::: SOURCE DATA
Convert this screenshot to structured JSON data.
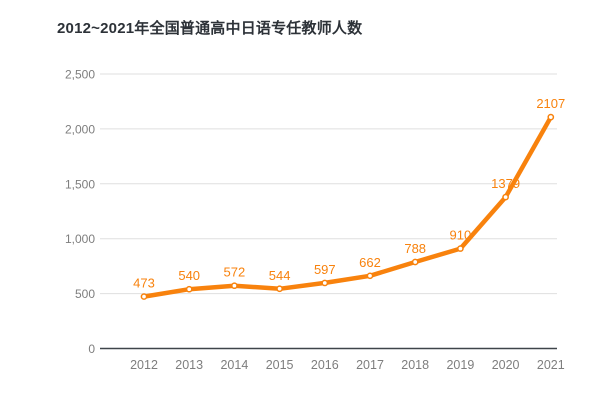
{
  "title": "2012~2021年全国普通高中日语专任教师人数",
  "colors": {
    "series": "#f8820d",
    "data_label": "#f8820d",
    "marker_fill": "#ffffff",
    "grid_line": "#dfdfdf",
    "axis_line": "#3f444a",
    "tick_label": "#7e7e7e",
    "title_text": "#2d3238",
    "background": "#ffffff"
  },
  "chart_data": {
    "type": "line",
    "title": "2012~2021年全国普通高中日语专任教师人数",
    "categories": [
      "2012",
      "2013",
      "2014",
      "2015",
      "2016",
      "2017",
      "2018",
      "2019",
      "2020",
      "2021"
    ],
    "values": [
      473,
      540,
      572,
      544,
      597,
      662,
      788,
      910,
      1379,
      2107
    ],
    "data_labels": [
      "473",
      "540",
      "572",
      "544",
      "597",
      "662",
      "788",
      "910",
      "1379",
      "2107"
    ],
    "y_ticks": [
      {
        "value": 0,
        "label": "0"
      },
      {
        "value": 500,
        "label": "500"
      },
      {
        "value": 1000,
        "label": "1,000"
      },
      {
        "value": 1500,
        "label": "1,500"
      },
      {
        "value": 2000,
        "label": "2,000"
      },
      {
        "value": 2500,
        "label": "2,500"
      }
    ],
    "ylim": [
      0,
      2500
    ],
    "xlabel": "",
    "ylabel": "",
    "grid": "horizontal",
    "legend": "none",
    "marker": "open-circle"
  }
}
::::::
* [DESCRIPTION OF THE TASK]:
Read the entries and show each line that mentions "ffffff".

* [ANSWER FOR THE TASK]:
    "marker_fill": "#ffffff",
    "background": "#ffffff"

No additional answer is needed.